— Records for processing —
----------------------------------------
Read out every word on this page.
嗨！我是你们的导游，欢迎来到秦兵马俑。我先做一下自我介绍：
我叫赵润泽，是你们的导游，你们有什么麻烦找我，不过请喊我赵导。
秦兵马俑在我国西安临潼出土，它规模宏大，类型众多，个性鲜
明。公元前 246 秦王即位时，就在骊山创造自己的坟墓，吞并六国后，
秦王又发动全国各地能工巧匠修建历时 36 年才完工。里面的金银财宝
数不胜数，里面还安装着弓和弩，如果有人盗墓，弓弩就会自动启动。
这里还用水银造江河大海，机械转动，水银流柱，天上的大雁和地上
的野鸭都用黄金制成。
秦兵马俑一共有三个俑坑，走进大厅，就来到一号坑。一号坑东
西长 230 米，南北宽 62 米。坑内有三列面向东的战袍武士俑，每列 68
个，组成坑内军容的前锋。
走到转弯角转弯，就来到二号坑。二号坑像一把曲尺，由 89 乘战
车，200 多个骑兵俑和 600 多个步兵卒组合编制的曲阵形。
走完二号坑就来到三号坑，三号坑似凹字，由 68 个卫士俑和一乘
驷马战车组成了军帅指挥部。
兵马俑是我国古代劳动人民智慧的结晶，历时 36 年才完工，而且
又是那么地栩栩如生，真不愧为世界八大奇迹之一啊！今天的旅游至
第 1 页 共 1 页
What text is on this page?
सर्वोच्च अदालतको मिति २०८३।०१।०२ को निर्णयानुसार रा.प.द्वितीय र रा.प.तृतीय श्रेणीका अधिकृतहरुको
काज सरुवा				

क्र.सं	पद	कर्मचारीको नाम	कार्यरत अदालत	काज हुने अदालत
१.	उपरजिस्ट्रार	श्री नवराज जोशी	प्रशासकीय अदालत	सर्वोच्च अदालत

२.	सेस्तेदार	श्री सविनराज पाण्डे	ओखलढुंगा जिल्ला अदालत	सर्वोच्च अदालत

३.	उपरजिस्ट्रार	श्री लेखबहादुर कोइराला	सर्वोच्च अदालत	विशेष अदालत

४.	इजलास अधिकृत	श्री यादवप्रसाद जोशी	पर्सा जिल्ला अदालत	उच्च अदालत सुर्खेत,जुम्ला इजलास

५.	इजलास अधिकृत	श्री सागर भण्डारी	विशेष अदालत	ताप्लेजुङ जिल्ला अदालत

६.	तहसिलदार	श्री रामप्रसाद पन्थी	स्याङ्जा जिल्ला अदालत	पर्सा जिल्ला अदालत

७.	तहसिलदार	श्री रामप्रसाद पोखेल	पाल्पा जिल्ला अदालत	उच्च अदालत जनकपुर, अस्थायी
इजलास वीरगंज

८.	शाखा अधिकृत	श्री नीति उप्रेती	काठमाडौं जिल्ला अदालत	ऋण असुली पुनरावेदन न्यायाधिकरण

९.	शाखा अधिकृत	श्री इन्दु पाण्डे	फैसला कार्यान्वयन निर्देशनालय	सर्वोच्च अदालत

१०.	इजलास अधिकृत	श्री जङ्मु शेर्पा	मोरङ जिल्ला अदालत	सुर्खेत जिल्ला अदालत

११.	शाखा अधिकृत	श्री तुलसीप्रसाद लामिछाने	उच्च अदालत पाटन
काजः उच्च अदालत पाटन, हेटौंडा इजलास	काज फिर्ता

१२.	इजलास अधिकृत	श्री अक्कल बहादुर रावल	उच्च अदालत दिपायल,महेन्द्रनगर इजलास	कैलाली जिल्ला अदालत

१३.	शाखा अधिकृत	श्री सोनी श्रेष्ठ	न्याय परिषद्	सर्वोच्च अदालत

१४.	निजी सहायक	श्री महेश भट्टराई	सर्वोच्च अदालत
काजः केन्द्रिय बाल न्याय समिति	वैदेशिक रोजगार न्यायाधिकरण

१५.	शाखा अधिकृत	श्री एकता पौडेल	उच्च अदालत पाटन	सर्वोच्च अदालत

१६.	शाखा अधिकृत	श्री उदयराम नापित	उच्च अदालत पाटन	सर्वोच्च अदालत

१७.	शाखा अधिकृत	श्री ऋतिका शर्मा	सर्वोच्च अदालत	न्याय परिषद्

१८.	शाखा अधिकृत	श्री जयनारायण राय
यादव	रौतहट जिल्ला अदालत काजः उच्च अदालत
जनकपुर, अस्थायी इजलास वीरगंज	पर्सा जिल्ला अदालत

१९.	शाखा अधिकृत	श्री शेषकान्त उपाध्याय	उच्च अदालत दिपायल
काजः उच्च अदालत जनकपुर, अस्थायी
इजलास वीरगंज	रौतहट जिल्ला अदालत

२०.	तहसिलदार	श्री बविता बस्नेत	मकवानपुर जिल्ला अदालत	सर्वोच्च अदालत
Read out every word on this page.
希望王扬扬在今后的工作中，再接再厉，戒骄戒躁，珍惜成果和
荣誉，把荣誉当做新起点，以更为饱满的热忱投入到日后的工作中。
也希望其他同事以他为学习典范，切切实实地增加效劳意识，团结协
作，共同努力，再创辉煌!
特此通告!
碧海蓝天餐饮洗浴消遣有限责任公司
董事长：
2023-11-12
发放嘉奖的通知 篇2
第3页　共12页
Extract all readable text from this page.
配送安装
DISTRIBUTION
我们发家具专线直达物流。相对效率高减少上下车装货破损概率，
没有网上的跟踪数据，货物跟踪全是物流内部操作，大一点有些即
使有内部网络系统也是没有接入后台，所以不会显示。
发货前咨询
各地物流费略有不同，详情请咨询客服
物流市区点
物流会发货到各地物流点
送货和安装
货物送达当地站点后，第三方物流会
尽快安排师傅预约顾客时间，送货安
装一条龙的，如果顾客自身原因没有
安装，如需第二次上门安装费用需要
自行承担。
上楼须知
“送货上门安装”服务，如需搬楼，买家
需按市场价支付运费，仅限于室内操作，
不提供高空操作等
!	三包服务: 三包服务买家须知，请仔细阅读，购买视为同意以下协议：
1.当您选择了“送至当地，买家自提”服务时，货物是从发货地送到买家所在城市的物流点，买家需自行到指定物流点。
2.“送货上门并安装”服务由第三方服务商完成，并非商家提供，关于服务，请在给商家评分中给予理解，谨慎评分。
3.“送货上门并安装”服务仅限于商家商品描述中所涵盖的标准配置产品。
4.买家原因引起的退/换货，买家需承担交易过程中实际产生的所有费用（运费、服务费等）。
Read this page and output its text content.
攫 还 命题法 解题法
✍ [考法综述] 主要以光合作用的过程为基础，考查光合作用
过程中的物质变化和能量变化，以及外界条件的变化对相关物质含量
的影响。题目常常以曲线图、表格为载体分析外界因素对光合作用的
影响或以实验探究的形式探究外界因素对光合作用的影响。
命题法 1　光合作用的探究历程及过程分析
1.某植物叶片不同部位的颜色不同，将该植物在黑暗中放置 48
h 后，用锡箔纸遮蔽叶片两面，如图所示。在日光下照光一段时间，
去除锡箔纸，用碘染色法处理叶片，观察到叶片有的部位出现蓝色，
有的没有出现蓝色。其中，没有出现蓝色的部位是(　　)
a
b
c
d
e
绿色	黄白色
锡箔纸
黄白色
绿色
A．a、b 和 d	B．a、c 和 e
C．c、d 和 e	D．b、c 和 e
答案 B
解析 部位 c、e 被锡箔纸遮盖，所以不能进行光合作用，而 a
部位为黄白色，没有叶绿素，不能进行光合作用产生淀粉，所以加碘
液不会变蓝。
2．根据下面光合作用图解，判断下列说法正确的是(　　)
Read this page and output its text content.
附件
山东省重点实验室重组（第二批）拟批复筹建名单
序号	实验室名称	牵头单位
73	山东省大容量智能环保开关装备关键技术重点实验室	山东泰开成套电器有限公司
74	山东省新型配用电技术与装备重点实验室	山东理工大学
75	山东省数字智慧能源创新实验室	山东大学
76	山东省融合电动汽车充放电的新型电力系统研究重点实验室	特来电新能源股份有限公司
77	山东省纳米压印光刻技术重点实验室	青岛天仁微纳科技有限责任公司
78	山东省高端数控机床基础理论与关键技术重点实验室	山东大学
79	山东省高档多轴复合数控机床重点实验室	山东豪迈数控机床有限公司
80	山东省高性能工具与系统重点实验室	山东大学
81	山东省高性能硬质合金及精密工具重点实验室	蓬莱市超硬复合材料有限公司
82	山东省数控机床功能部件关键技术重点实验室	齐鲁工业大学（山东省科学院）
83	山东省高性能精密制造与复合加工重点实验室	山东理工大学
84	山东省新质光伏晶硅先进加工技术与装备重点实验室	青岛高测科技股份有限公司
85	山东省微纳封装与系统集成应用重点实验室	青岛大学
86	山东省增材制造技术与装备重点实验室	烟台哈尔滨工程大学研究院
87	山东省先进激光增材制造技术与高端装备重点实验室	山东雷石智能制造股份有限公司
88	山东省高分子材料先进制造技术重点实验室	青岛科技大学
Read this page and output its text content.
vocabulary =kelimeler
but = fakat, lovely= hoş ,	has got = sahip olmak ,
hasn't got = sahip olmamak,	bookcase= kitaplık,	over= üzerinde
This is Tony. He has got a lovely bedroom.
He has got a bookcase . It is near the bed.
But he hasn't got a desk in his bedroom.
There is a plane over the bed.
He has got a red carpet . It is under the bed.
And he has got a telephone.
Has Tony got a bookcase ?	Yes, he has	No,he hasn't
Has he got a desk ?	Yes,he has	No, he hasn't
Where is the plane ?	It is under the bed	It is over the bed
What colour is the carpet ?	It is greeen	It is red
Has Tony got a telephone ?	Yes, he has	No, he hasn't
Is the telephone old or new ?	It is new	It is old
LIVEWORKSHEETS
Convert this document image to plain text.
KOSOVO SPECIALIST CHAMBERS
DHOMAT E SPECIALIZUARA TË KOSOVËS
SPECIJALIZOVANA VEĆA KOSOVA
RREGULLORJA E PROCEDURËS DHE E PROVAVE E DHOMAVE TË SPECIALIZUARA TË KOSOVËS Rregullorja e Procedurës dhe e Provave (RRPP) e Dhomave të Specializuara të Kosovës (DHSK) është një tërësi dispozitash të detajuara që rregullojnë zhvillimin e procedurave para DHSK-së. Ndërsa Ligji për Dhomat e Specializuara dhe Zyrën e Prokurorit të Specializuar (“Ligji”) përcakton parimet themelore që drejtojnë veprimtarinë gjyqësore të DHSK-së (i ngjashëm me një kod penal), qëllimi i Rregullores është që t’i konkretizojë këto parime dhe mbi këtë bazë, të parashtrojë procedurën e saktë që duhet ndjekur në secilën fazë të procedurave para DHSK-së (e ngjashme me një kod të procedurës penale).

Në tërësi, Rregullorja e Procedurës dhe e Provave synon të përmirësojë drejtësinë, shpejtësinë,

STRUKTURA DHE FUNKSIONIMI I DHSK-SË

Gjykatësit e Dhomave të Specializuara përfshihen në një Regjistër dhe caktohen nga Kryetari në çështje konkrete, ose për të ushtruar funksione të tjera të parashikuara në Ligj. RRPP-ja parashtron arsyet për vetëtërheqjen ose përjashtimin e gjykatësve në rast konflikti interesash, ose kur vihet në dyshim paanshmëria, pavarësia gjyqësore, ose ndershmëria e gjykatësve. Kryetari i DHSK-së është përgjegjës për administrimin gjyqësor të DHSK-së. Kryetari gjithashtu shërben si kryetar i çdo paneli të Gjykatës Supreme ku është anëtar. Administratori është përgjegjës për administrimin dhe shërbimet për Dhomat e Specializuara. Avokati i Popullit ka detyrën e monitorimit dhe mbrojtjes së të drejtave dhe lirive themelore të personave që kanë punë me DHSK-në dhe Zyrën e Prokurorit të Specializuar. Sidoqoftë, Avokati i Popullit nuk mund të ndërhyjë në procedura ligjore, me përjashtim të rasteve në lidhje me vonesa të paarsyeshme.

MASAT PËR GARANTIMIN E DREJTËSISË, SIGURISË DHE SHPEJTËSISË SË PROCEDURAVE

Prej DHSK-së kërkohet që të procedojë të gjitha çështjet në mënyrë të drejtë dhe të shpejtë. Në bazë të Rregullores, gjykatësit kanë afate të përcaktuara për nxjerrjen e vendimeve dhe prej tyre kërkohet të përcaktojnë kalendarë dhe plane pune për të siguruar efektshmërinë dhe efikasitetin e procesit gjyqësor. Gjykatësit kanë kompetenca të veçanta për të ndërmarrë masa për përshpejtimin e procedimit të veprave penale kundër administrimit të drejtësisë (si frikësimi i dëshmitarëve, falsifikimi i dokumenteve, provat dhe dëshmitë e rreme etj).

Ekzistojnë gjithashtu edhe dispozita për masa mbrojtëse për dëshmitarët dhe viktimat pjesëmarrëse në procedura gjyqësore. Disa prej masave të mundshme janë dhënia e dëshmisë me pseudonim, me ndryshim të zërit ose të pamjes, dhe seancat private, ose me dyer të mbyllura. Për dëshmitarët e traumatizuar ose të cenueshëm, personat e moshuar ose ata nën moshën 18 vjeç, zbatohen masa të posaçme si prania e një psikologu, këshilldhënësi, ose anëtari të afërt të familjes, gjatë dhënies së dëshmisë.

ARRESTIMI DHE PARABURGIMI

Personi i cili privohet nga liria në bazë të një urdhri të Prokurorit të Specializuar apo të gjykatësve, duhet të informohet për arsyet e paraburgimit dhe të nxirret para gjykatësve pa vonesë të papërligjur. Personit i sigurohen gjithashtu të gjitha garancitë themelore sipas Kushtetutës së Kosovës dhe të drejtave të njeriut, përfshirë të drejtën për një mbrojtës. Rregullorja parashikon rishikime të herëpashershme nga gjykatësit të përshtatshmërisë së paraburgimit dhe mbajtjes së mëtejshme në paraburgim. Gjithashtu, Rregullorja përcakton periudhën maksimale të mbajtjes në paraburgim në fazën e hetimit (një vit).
----------------------------------------
— Directive —
List each line in the listing that contains the string "Tony".

— Reply —
This is Tony. He has got a lovely bedroom.
Has Tony got a bookcase ?	Yes, he has	No,he hasn't
Has Tony got a telephone ?	Yes, he has	No, he hasn't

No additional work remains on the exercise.